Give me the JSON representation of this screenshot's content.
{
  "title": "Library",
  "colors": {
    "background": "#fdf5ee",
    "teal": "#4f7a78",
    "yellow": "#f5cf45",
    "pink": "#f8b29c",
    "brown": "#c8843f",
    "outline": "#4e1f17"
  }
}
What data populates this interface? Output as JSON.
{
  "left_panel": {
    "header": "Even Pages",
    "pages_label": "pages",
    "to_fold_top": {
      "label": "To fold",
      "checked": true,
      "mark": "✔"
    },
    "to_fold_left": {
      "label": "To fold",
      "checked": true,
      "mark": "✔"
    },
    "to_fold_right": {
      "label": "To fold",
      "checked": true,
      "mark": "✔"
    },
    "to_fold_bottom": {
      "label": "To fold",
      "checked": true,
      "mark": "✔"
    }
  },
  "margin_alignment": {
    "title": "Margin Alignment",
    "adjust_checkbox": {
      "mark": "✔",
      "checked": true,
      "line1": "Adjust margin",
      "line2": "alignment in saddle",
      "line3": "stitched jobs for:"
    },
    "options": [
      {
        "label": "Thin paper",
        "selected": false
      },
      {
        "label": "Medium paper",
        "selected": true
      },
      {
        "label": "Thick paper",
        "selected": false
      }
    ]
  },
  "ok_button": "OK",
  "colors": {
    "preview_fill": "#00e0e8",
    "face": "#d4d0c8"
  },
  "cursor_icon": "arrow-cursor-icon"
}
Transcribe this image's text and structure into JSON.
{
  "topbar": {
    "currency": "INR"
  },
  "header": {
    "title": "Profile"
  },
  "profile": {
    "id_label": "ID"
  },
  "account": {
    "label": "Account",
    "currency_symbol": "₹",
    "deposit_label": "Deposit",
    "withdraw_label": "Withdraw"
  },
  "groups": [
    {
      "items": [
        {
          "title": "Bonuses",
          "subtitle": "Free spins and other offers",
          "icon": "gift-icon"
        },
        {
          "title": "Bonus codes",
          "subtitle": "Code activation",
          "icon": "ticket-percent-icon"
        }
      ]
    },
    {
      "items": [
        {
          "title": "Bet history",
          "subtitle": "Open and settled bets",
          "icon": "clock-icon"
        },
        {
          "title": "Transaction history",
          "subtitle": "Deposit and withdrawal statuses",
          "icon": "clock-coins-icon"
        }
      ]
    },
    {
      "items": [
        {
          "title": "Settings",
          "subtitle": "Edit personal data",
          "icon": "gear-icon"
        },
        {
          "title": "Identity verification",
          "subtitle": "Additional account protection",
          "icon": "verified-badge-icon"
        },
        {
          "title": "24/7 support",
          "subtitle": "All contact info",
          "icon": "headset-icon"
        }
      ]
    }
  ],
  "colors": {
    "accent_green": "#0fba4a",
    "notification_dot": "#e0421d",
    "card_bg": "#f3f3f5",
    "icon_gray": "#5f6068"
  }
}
━━━━━━━━━━━━━━━━━━━━━━━━━━━━━━
Task goal — Read the entries and select each line where the word "data" is found.

Answer to this task —
What data populates this interface? Output as JSON.
          "subtitle": "Edit personal data",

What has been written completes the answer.